Task brief: Check each line of the data for "ἐπιτήδεια" and select those that have it.

[Start of Stored data]

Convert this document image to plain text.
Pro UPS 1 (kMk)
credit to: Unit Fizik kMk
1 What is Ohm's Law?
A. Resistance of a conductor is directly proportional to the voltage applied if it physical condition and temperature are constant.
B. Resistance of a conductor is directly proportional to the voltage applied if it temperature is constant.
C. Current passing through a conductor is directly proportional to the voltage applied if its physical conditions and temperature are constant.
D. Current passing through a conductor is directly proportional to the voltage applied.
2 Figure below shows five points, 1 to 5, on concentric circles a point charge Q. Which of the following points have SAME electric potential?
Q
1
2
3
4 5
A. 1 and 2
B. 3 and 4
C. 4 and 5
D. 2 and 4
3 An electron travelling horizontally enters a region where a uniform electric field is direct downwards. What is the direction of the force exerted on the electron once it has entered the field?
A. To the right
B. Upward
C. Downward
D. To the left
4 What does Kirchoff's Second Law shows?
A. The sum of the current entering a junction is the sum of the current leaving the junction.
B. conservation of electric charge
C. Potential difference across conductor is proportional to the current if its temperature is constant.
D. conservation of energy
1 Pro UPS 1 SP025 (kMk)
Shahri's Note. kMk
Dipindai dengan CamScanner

[End of Stored data]
[Start of Stored data]

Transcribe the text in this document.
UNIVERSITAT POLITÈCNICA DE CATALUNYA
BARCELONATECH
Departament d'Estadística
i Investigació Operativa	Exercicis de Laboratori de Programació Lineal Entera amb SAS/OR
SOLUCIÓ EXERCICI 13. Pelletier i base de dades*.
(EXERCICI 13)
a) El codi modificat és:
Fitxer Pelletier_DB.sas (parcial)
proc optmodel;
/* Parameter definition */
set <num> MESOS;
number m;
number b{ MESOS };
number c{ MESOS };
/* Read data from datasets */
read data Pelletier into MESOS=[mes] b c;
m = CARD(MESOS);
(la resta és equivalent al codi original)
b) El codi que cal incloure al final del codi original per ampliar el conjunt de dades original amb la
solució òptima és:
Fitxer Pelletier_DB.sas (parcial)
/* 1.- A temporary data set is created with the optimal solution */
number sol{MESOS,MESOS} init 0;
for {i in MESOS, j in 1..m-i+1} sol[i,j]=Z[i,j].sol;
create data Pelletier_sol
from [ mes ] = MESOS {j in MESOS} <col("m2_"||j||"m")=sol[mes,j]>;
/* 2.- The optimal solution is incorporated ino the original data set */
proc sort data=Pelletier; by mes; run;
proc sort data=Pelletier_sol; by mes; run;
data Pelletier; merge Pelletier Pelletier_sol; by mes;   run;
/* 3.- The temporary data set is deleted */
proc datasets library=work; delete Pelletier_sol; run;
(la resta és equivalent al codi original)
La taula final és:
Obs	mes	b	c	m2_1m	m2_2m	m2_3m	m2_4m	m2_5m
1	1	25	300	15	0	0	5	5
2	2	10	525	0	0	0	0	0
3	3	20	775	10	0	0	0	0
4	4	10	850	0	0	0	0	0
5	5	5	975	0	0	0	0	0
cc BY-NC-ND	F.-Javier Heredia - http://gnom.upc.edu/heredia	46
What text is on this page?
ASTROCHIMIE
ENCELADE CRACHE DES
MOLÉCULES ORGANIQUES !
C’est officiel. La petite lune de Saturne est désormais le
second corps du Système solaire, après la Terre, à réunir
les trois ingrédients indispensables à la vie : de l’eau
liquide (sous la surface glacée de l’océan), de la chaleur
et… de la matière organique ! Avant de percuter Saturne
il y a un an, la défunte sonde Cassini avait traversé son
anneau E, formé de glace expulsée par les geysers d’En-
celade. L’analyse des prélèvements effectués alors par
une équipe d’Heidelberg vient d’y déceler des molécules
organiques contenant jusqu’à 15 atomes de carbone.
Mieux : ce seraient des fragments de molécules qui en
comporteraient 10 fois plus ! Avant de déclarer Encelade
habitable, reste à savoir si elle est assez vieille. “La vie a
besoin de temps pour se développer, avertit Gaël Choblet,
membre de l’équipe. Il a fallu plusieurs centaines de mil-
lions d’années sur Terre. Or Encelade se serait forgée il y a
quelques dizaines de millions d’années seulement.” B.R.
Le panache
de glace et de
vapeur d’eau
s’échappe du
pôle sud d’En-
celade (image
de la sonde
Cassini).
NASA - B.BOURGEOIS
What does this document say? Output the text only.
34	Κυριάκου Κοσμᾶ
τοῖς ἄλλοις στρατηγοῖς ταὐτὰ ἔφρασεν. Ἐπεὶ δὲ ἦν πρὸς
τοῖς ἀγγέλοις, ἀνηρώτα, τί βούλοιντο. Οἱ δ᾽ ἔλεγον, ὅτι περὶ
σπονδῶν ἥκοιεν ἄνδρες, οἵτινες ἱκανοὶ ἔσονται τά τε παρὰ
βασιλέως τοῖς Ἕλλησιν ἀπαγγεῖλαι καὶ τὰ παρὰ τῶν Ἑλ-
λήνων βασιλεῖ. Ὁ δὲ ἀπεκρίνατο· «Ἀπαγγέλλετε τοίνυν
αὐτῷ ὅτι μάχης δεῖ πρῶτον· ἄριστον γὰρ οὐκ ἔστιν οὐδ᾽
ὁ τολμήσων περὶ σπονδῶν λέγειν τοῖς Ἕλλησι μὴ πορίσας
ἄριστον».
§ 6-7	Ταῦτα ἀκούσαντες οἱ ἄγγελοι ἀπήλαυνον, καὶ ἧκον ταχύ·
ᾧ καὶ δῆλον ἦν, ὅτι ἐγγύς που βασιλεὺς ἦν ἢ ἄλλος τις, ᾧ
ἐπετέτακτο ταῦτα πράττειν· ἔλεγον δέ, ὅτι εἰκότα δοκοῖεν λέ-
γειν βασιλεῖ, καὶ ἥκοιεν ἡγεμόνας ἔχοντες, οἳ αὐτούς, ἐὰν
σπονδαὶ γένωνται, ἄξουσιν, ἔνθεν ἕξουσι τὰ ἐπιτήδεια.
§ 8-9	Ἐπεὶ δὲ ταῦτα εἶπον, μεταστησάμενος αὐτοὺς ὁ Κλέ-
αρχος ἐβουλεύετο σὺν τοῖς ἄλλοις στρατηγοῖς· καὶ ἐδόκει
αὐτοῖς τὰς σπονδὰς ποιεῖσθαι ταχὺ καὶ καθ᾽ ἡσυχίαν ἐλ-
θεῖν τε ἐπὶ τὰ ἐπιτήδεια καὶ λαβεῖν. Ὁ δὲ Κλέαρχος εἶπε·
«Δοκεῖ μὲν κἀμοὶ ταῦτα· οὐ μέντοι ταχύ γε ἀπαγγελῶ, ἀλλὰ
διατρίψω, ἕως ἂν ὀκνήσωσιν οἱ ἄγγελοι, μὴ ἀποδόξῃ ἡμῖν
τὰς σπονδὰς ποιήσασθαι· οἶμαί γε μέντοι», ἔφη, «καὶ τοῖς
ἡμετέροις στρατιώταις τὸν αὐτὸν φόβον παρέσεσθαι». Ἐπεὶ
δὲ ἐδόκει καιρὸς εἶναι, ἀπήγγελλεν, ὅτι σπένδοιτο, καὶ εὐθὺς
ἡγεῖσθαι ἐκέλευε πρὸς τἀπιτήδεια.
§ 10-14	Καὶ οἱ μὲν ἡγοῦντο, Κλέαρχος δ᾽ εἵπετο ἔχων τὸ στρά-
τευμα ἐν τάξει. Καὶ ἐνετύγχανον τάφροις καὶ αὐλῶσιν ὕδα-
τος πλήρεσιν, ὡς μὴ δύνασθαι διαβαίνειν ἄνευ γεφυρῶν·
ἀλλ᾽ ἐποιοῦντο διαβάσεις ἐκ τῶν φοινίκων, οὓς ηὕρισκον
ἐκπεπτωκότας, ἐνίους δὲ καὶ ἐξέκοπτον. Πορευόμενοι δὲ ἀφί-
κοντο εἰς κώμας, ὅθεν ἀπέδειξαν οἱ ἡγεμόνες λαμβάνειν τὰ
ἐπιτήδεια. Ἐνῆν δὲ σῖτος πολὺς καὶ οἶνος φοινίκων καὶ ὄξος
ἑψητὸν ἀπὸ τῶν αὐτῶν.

[End of Stored data]

Solution for this task:
σπονδαὶ γένωνται, ἄξουσιν, ἔνθεν ἕξουσι τὰ ἐπιτήδεια.
θεῖν τε ἐπὶ τὰ ἐπιτήδεια καὶ λαβεῖν. Ὁ δὲ Κλέαρχος εἶπε·
ἐπιτήδεια. Ἐνῆν δὲ σῖτος πολὺς καὶ οἶνος φοινίκων καὶ ὄξος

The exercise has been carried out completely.